— Start of SOURCE RECORDS —

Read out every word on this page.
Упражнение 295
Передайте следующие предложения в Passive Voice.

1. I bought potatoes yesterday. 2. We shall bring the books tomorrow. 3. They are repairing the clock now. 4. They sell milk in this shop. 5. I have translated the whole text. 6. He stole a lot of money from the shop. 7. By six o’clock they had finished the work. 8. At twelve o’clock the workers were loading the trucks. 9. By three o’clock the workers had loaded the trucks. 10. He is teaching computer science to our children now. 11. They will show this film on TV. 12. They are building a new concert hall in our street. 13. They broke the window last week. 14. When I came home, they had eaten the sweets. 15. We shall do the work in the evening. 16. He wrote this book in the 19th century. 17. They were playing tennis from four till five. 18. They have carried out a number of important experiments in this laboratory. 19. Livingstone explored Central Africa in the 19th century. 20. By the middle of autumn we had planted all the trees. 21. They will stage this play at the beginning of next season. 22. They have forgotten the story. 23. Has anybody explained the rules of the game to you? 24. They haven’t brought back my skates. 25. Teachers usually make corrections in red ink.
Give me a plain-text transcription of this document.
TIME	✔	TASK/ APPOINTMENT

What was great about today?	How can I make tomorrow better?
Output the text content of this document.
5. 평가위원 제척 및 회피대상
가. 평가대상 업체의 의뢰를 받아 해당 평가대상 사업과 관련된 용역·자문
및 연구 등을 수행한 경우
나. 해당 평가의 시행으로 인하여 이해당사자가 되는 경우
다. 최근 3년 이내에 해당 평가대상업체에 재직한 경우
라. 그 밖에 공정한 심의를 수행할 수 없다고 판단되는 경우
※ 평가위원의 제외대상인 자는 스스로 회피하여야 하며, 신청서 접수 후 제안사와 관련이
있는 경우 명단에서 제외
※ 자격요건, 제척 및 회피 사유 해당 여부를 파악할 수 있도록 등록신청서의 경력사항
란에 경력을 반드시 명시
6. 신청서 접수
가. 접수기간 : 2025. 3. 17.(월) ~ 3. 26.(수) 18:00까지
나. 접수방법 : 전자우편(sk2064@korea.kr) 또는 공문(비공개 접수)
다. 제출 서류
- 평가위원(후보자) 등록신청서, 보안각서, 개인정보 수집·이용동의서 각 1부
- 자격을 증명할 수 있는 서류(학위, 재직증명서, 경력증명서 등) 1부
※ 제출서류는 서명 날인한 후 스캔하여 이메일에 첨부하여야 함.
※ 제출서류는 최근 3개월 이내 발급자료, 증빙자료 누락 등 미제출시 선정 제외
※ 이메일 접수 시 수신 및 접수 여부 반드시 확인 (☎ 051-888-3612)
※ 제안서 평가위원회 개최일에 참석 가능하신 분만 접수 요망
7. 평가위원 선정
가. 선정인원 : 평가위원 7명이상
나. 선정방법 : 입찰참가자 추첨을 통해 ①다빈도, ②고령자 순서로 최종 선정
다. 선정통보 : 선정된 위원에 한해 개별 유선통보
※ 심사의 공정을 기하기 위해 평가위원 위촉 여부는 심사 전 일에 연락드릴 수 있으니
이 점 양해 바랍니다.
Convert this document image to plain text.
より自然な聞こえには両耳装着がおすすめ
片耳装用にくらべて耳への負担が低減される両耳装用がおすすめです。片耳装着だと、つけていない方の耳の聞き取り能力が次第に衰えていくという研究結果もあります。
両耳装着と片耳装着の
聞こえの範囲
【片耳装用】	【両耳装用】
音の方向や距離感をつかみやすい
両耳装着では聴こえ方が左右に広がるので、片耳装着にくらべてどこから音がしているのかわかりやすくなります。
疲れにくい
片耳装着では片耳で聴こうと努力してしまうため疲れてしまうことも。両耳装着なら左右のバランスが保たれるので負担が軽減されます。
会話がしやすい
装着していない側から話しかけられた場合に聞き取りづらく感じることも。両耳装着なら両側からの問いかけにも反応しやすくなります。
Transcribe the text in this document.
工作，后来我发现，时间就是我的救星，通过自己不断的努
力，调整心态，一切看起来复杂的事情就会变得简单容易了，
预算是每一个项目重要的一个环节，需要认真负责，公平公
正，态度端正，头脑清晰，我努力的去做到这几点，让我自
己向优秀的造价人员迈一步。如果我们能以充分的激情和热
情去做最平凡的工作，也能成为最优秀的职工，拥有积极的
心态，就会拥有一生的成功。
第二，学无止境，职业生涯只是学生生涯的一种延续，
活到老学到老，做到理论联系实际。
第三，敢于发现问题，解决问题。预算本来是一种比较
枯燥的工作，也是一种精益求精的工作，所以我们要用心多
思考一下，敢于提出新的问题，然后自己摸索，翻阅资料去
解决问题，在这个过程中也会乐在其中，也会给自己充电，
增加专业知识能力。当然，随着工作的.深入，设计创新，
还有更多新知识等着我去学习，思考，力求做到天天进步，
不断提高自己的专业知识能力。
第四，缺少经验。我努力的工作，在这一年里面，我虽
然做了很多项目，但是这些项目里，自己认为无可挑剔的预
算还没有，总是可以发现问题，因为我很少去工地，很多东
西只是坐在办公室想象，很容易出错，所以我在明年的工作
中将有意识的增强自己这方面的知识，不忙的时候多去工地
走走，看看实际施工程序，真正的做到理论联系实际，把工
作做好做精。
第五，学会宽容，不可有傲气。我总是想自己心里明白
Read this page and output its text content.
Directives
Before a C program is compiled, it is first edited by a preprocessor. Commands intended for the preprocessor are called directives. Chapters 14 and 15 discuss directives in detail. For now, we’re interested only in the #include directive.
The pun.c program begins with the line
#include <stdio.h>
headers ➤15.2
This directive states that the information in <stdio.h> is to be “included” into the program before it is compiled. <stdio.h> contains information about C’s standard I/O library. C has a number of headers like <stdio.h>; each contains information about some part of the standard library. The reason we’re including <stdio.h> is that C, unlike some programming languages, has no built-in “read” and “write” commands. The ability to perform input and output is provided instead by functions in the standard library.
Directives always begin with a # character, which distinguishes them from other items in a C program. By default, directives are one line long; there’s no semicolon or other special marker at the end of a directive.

— End of SOURCE RECORDS —

> _YOUR INSTRUCTIONS_: Search the data for the word "about" and copy each line where it appears.

> _SOLUTION TO THE PROBLEM_:
What was great about today?	How can I make tomorrow better?
This directive states that the information in <stdio.h> is to be “included” into the program before it is compiled. <stdio.h> contains information about C’s standard I/O library. C has a number of headers like <stdio.h>; each contains information about some part of the standard library. The reason we’re including <stdio.h> is that C, unlike some programming languages, has no built-in “read” and “write” commands. The ability to perform input and output is provided instead by functions in the standard library.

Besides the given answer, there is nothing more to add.